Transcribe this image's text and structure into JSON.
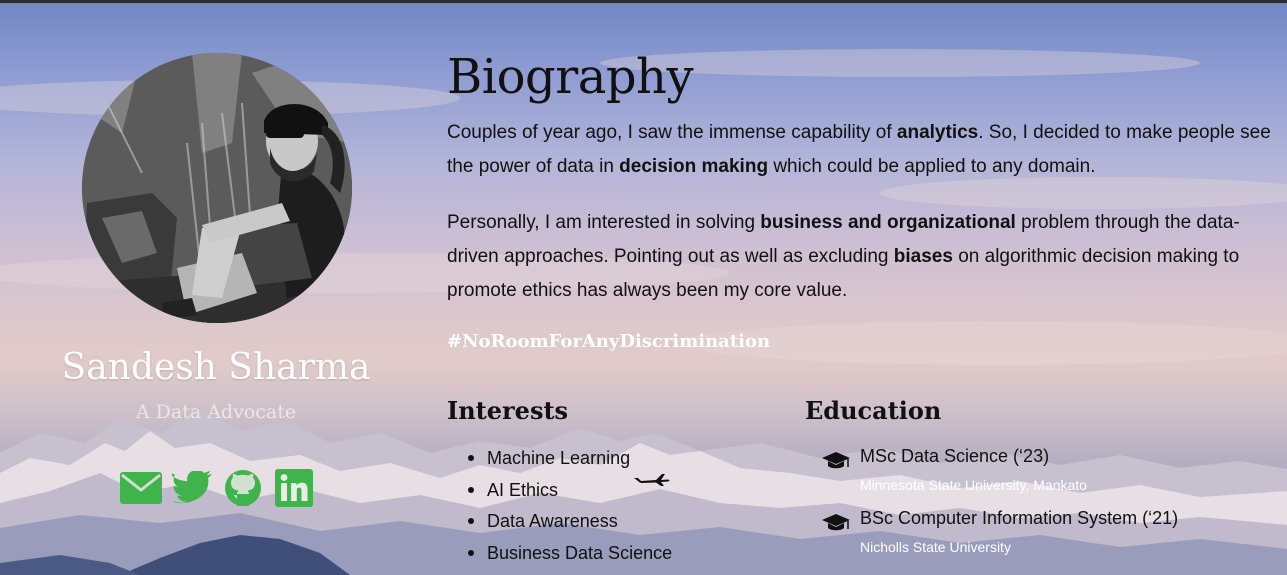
{
  "profile": {
    "name": "Sandesh Sharma",
    "tagline": "A Data Advocate",
    "socials": [
      {
        "icon": "envelope-icon",
        "label": "Email"
      },
      {
        "icon": "twitter-icon",
        "label": "Twitter"
      },
      {
        "icon": "github-icon",
        "label": "GitHub"
      },
      {
        "icon": "linkedin-icon",
        "label": "LinkedIn"
      }
    ],
    "social_color": "#3fb44a"
  },
  "biography": {
    "title": "Biography",
    "p1": {
      "t1": "Couples of year ago, I saw the immense capability of ",
      "b1": "analytics",
      "t2": ". So, I decided to make people see the power of data in ",
      "b2": "decision making",
      "t3": " which could be applied to any domain."
    },
    "p2": {
      "t1": "Personally, I am interested in solving ",
      "b1": "business and organizational",
      "t2": " problem through the data-driven approaches. Pointing out as well as excluding ",
      "b2": "biases",
      "t3": " on algorithmic decision making to promote ethics has always been my core value."
    },
    "hashtag": "#NoRoomForAnyDiscrimination"
  },
  "interests": {
    "title": "Interests",
    "items": [
      "Machine Learning",
      "AI Ethics",
      "Data Awareness",
      "Business Data Science"
    ]
  },
  "education": {
    "title": "Education",
    "items": [
      {
        "degree": "MSc Data Science (‘23)",
        "school": "Minnesota State University, Mankato"
      },
      {
        "degree": "BSc Computer Information System (‘21)",
        "school": "Nicholls State University"
      }
    ]
  }
}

*****

*EXERCISE TASK*
Give the count of lines holding the word "making", with no other words.

*TASK SOLUTION*
2